[Extracted data entries]
= = = = =

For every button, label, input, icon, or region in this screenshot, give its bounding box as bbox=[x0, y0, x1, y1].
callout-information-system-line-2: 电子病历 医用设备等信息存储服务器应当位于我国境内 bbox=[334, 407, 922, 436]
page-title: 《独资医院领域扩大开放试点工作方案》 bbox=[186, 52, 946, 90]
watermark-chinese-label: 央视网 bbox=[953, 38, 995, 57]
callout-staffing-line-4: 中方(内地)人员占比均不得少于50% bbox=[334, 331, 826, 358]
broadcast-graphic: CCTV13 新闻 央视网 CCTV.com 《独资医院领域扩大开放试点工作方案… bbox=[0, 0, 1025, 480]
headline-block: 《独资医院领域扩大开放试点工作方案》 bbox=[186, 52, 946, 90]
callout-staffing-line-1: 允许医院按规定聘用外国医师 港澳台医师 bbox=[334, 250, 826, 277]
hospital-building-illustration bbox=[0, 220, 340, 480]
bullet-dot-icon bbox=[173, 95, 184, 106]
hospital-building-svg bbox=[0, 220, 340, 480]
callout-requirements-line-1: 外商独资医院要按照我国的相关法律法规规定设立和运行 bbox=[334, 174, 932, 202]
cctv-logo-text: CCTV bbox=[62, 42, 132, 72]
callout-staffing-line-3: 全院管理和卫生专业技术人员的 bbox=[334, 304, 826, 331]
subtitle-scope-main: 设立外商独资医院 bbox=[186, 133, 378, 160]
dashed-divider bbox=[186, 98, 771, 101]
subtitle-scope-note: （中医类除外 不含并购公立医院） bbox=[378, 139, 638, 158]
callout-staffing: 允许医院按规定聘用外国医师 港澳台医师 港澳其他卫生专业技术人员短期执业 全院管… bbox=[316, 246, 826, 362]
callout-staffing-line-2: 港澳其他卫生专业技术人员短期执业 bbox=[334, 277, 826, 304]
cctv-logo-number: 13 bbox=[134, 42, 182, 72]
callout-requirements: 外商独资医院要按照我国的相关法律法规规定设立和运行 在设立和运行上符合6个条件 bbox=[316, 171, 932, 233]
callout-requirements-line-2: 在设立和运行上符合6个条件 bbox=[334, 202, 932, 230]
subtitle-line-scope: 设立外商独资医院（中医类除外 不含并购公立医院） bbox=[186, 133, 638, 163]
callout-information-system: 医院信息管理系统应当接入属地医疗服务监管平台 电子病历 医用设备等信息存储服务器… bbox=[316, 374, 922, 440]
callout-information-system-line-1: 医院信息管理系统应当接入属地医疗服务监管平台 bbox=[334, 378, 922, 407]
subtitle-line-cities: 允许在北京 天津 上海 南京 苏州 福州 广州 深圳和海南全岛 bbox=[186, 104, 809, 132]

= = = = =

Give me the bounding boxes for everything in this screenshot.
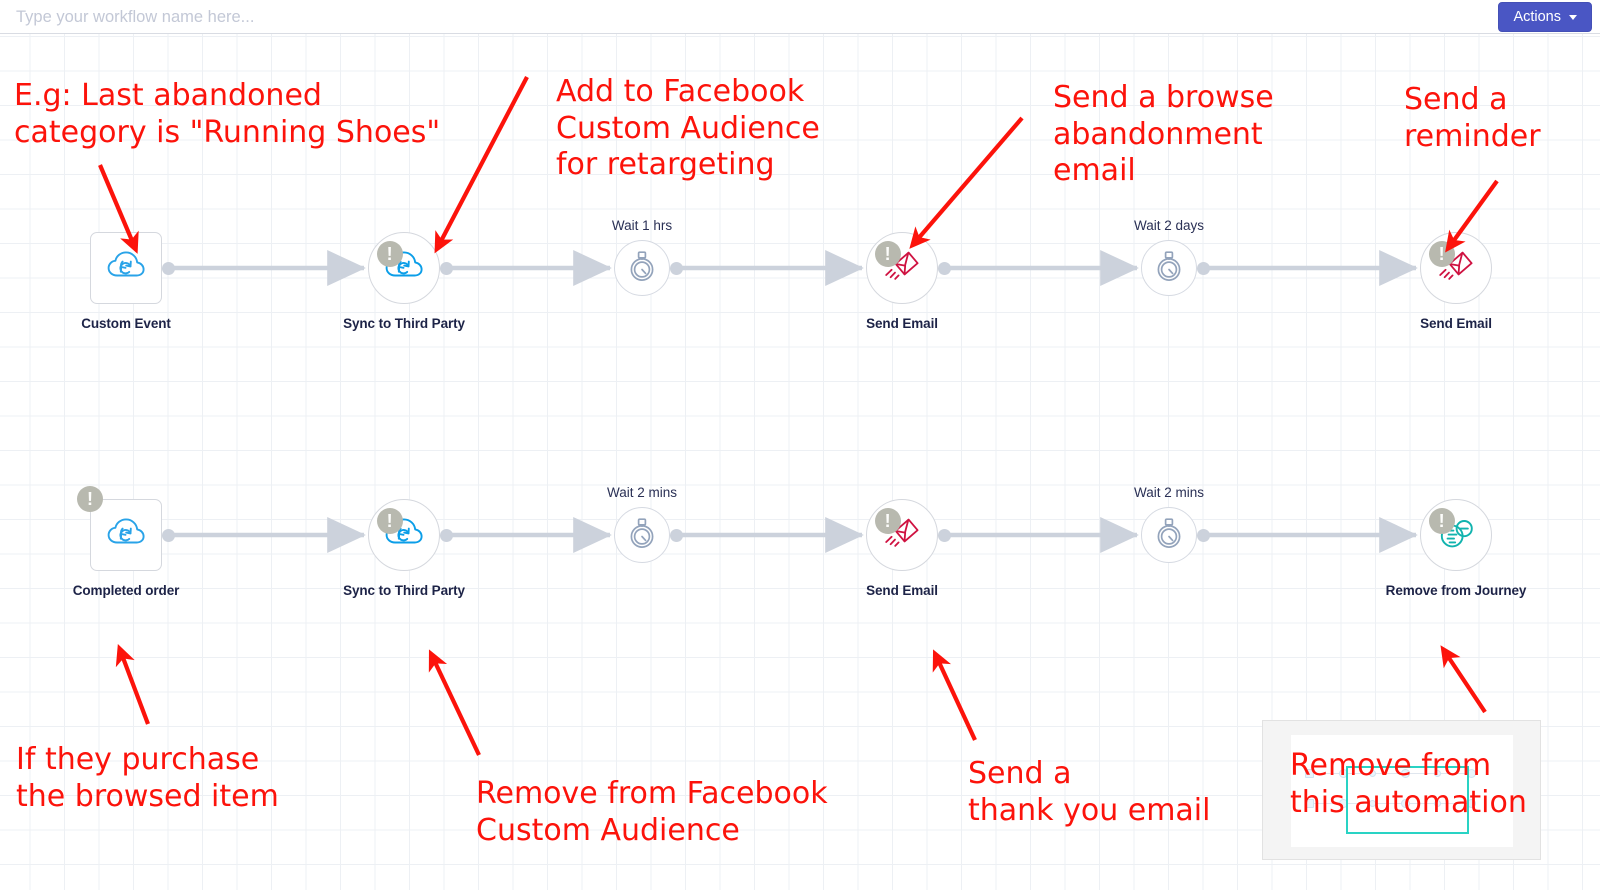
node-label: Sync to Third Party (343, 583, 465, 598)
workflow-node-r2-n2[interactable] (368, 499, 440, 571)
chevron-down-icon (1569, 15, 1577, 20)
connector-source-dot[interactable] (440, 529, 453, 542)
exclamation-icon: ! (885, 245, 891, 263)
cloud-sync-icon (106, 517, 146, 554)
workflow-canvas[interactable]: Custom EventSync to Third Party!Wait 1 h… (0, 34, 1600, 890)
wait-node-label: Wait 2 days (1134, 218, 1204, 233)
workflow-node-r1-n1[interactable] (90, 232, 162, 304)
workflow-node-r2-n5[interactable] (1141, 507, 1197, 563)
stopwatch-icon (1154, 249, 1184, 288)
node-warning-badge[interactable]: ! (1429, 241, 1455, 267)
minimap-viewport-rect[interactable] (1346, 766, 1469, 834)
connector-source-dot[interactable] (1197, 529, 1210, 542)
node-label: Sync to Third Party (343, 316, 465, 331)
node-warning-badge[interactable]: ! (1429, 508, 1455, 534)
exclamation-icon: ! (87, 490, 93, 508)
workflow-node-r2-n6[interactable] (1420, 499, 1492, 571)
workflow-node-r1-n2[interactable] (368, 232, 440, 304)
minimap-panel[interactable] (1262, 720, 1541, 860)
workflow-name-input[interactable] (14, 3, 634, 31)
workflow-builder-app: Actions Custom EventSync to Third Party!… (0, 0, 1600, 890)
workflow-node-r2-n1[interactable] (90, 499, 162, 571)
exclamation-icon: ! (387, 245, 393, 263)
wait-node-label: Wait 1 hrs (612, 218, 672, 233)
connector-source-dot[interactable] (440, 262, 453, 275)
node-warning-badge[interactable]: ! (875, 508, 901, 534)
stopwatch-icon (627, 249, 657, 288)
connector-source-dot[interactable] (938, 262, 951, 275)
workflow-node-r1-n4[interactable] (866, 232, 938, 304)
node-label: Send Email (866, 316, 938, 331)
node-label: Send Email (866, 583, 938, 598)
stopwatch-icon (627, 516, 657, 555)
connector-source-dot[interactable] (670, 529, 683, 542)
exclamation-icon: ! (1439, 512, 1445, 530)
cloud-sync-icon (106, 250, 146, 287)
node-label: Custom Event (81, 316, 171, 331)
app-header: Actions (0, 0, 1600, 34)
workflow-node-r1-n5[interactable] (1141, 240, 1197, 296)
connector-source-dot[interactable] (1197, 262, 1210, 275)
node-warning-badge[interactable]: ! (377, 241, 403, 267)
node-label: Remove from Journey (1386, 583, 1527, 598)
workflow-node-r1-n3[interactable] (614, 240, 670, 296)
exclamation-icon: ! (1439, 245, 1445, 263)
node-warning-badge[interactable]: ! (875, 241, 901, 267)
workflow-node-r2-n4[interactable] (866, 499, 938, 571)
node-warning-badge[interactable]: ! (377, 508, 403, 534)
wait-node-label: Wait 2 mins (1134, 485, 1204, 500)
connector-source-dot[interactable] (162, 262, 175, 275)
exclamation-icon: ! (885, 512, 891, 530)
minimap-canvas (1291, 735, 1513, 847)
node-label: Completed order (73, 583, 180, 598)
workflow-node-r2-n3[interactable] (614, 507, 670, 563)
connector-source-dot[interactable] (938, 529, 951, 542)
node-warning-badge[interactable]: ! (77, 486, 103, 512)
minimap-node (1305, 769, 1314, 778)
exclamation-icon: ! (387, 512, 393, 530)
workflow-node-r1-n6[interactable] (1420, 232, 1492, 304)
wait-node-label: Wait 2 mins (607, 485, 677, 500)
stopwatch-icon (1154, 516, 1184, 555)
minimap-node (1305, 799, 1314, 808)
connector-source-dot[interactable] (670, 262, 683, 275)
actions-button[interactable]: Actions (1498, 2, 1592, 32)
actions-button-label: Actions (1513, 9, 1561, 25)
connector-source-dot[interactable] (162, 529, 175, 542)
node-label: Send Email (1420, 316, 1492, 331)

= = = = =

__STATED GOAL__
Render as a numbered list, omitting blank lines, only the lines of the material above starting with the line containing "node-label: Sync to Third Party (343, 583, 465, 598)" and going on through the line containing "exclamation-icon: ! (885, 245, 891, 263)".

__CORRECT ANSWER__
1. node-label: Sync to Third Party (343, 583, 465, 598)
2. workflow-node-r2-n2[interactable] (368, 499, 440, 571)
3. chevron-down-icon (1569, 15, 1577, 20)
4. connector-source-dot[interactable] (440, 529, 453, 542)
5. exclamation-icon: ! (885, 245, 891, 263)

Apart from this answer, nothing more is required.